Stored items:
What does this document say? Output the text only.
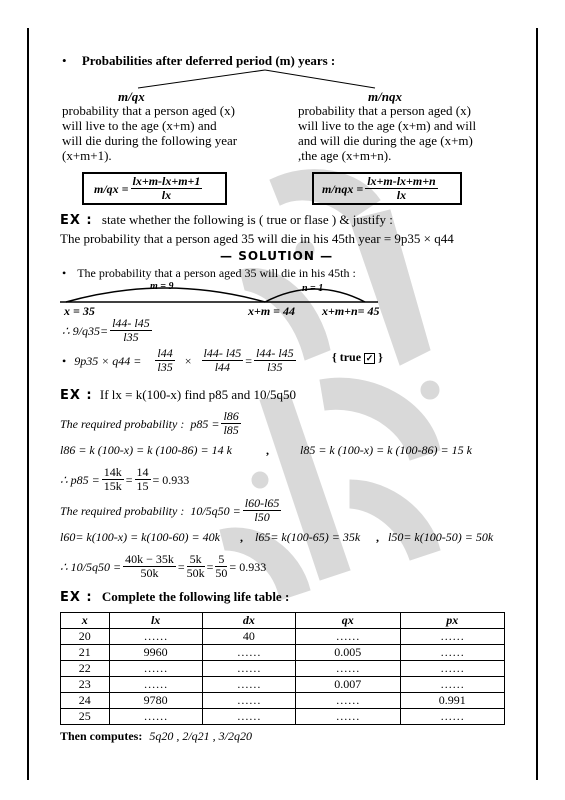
• Probabilities after deferred period (m) years :
m/qx	m/nqx
probability that a person aged (x)
will live to the age (x+m) and
will die during the following year
(x+m+1).
probability that a person aged (x)
will live to the age (x+m) and will
and will die during the age (x+m)
,the age (x+m+n).
$m/qx = \frac{lx+m-lx+m+1}{lx}$	$m/nqx = \frac{lx+m-lx+m+n}{lx}$
EX : state whether the following is ( true or flase ) & justify :
The probability that a person aged 35 will die in his 45th year = 9p35 × q44
— SOLUTION —
• The probability that a person aged 35 will die in his 45th :
m = 9	n = 1
x = 35	x+m = 44 x+m+n= 45
∴ $9/q35= \frac{l44- l45}{l35}$
• $9p35 \times q44 = \frac{l44}{l35} \times \frac{l44- l45}{l44} = \frac{l44- l45}{l35}$	{ true ✓ }
EX : If lx = k(100-x) find p85 and 10/5q50
The required probability : $p85 = \frac{l86}{l85}$
l86 = k (100-x) = k (100-86) = 14 k	,	l85 = k (100-x) = k (100-86) = 15 k
∴ $p85 = \frac{14k}{15k} = \frac{14}{15} = 0.933$
The required probability : $10/5q50 = \frac{l60-l65}{l50}$
l60= k(100-x) = k(100-60) = 40k , l65= k(100-65) = 35k , l50= k(100-50) = 50k
∴ $10/5q50 = \frac{40k - 35k}{50k} = \frac{5k}{50k} = \frac{5}{50} = 0.933$
EX : Complete the following life table :
x	lx	dx	qx	px
20	……	40	……	……
21	9960	……	0.005	……
22	……	……	……	……
23	……	……	0.007	……
24	9780	……	……	0.991
25	……	……	……	……
Then computes: 5q20 , 2/q21 , 3/2q20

__Challenge__: Extract the entries in full, exactly as they are, minus the pictures.

__Task answer__:
What does this document say? Output the text only.
• Probabilities after deferred period (m) years :
m/qx	m/nqx
probability that a person aged (x)
will live to the age (x+m) and
will die during the following year
(x+m+1).
probability that a person aged (x)
will live to the age (x+m) and will
and will die during the age (x+m)
,the age (x+m+n).
$m/qx = \frac{lx+m-lx+m+1}{lx}$	$m/nqx = \frac{lx+m-lx+m+n}{lx}$
EX : state whether the following is ( true or flase ) & justify :
The probability that a person aged 35 will die in his 45th year = 9p35 × q44
— SOLUTION —
• The probability that a person aged 35 will die in his 45th :
m = 9	n = 1
x = 35	x+m = 44 x+m+n= 45
∴ $9/q35= \frac{l44- l45}{l35}$
• $9p35 \times q44 = \frac{l44}{l35} \times \frac{l44- l45}{l44} = \frac{l44- l45}{l35}$	{ true ✓ }
EX : If lx = k(100-x) find p85 and 10/5q50
The required probability : $p85 = \frac{l86}{l85}$
l86 = k (100-x) = k (100-86) = 14 k	,	l85 = k (100-x) = k (100-86) = 15 k
∴ $p85 = \frac{14k}{15k} = \frac{14}{15} = 0.933$
The required probability : $10/5q50 = \frac{l60-l65}{l50}$
l60= k(100-x) = k(100-60) = 40k , l65= k(100-65) = 35k , l50= k(100-50) = 50k
∴ $10/5q50 = \frac{40k - 35k}{50k} = \frac{5k}{50k} = \frac{5}{50} = 0.933$
EX : Complete the following life table :
x	lx	dx	qx	px
20	……	40	……	……
21	9960	……	0.005	……
22	……	……	……	……
23	……	……	0.007	……
24	9780	……	……	0.991
25	……	……	……	……
Then computes: 5q20 , 2/q21 , 3/2q20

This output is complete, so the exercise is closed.